* Exercise prompt: Locate each line in the records containing "autres". Copy it.

■ ■ ■ ■

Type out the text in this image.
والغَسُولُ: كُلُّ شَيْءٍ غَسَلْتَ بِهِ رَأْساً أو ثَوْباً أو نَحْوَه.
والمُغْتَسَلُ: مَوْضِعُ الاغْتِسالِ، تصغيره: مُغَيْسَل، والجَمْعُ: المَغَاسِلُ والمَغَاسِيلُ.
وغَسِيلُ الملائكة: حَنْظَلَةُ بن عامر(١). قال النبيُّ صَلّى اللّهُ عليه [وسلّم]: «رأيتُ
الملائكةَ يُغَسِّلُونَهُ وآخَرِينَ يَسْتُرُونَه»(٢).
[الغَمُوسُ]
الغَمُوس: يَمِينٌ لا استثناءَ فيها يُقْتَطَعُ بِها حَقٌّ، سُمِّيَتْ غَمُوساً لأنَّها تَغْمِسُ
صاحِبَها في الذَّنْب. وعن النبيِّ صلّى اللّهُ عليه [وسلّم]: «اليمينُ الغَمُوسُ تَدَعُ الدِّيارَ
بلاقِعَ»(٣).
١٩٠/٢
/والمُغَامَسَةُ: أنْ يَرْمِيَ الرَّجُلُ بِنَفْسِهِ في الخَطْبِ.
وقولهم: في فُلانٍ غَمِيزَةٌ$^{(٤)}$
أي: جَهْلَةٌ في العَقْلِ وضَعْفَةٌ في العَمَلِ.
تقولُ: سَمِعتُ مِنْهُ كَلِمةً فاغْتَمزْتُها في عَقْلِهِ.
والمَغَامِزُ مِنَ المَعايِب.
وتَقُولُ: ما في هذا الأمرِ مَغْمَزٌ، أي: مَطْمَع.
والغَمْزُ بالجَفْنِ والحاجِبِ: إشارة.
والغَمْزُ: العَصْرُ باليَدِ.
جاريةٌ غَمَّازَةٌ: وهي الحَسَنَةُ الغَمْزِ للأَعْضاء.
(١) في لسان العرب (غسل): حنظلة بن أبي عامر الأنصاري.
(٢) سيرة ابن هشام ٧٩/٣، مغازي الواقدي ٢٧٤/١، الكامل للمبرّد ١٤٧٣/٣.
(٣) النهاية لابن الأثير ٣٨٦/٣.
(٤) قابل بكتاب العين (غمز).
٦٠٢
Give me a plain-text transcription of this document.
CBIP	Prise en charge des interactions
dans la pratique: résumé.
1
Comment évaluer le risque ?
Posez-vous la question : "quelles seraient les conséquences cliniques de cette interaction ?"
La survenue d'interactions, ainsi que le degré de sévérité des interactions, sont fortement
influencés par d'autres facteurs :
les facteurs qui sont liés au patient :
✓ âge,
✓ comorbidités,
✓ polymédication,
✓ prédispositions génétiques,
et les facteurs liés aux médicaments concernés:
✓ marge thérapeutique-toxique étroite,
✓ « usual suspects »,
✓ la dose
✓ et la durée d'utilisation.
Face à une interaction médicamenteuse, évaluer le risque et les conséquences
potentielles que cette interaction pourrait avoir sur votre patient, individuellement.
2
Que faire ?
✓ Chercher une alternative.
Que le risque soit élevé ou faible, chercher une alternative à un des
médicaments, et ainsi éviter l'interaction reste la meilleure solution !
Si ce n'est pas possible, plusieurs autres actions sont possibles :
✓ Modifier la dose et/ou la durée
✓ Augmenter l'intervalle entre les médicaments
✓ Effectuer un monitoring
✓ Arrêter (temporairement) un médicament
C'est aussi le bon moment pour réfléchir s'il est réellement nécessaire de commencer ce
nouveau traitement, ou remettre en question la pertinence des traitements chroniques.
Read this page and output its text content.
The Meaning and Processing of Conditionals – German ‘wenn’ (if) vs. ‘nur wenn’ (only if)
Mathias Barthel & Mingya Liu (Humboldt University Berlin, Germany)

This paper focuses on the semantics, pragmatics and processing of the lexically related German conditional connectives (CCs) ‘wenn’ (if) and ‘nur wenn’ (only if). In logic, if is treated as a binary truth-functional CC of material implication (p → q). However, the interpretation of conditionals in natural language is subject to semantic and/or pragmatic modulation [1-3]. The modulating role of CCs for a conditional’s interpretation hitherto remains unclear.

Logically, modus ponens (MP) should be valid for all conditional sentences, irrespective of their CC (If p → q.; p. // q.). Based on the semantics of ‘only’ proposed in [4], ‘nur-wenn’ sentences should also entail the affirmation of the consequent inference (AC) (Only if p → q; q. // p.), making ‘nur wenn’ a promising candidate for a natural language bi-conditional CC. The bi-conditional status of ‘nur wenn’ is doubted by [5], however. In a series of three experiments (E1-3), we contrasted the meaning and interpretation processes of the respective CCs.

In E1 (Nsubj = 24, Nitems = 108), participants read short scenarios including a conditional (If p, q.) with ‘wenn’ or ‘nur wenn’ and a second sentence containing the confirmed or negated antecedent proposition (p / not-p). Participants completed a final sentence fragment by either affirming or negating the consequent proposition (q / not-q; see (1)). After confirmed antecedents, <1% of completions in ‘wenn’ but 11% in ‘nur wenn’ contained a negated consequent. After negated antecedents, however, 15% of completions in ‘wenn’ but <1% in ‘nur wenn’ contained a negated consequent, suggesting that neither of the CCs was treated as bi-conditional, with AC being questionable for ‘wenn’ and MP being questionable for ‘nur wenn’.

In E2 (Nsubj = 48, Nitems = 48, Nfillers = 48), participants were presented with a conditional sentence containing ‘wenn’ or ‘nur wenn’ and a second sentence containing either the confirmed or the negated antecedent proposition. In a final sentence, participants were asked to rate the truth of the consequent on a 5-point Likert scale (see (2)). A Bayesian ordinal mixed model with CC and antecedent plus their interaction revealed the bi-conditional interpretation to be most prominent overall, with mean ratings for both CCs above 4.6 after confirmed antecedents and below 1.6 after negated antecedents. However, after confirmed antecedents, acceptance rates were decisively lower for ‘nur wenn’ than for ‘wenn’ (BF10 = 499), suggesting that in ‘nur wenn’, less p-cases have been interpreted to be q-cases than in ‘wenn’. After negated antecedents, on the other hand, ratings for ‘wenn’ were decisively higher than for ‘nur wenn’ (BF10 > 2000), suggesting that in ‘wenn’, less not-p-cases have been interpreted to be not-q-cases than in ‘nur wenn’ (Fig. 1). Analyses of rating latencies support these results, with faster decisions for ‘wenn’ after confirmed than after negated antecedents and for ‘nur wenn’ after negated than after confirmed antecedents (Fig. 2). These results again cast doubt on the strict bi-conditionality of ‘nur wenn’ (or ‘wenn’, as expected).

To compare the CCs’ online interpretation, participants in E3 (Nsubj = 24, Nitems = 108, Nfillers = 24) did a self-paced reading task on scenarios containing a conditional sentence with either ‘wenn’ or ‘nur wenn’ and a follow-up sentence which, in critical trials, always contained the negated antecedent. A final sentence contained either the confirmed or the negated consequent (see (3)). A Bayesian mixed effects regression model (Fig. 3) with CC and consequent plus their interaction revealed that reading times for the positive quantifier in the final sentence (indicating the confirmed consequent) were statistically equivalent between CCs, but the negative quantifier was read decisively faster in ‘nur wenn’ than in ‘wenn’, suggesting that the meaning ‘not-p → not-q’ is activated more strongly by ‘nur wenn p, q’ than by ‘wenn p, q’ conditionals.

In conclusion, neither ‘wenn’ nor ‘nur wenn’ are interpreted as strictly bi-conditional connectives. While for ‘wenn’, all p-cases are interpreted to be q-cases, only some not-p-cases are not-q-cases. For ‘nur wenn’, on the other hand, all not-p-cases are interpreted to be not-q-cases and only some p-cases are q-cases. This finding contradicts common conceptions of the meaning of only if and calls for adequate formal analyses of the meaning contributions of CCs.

■ ■ ■ ■

* Task answer:
influencés par d'autres facteurs :
Si ce n'est pas possible, plusieurs autres actions sont possibles :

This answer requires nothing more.